What is being asked:
Report how many lines of the listing below include the word "hogy". Give nothing but the number.

Extracted data entries:
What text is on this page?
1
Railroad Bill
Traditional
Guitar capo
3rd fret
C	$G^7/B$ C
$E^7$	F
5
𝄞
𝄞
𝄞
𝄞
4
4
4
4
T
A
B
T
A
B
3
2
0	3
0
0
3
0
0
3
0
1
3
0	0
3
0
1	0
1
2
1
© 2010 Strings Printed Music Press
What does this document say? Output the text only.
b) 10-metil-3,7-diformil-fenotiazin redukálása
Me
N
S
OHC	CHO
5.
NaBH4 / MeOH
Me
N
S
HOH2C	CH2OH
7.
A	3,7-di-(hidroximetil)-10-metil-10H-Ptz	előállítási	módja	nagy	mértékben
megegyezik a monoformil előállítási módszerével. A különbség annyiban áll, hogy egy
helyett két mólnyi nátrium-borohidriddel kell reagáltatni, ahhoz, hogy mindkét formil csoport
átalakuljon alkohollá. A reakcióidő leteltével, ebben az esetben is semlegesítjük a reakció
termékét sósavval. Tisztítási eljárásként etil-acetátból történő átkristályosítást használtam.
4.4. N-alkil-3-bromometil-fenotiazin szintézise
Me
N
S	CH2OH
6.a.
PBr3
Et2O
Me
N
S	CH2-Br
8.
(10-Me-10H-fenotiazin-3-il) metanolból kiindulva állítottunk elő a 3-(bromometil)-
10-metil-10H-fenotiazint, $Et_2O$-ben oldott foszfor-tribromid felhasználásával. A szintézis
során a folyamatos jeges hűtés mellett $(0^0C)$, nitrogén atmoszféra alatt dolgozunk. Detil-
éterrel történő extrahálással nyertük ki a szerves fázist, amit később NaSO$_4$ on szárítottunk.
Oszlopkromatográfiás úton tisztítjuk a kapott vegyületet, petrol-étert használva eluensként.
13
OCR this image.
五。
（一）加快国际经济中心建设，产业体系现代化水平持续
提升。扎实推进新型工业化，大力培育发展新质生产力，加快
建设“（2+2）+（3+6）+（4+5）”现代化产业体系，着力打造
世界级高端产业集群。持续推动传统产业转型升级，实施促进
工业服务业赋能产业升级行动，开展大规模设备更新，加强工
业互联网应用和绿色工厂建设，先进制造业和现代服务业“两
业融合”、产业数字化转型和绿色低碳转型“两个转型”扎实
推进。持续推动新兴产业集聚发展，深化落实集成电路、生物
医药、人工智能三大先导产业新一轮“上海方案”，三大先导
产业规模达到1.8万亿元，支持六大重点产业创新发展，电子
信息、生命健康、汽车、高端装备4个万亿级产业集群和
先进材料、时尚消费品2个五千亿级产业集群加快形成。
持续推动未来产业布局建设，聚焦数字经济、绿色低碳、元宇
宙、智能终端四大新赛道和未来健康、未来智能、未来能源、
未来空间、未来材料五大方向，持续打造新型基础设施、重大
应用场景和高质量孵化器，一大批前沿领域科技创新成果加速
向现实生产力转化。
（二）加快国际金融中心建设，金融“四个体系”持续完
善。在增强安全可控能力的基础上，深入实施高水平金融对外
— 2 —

Response to the task:
2